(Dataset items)
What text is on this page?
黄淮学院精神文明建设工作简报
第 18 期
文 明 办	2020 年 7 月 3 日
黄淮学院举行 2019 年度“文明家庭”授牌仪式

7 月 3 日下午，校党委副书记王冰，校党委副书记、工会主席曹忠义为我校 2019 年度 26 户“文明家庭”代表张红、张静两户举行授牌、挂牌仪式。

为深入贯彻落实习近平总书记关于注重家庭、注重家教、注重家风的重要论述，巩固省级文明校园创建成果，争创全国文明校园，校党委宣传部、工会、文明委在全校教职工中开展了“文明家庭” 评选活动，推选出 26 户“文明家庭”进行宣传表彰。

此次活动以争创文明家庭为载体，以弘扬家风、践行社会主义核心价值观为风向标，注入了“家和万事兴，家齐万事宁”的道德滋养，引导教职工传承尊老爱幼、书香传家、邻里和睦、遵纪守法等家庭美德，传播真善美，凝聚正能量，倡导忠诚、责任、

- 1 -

▸ **GOAL**
Each record above must be given again exactly.

▸ **ANSWER BELOW**
What text is on this page?
黄淮学院精神文明建设工作简报
第 18 期
文 明 办	2020 年 7 月 3 日
黄淮学院举行 2019 年度“文明家庭”授牌仪式

7 月 3 日下午，校党委副书记王冰，校党委副书记、工会主席曹忠义为我校 2019 年度 26 户“文明家庭”代表张红、张静两户举行授牌、挂牌仪式。

为深入贯彻落实习近平总书记关于注重家庭、注重家教、注重家风的重要论述，巩固省级文明校园创建成果，争创全国文明校园，校党委宣传部、工会、文明委在全校教职工中开展了“文明家庭” 评选活动，推选出 26 户“文明家庭”进行宣传表彰。

此次活动以争创文明家庭为载体，以弘扬家风、践行社会主义核心价值观为风向标，注入了“家和万事兴，家齐万事宁”的道德滋养，引导教职工传承尊老爱幼、书香传家、邻里和睦、遵纪守法等家庭美德，传播真善美，凝聚正能量，倡导忠诚、责任、

- 1 -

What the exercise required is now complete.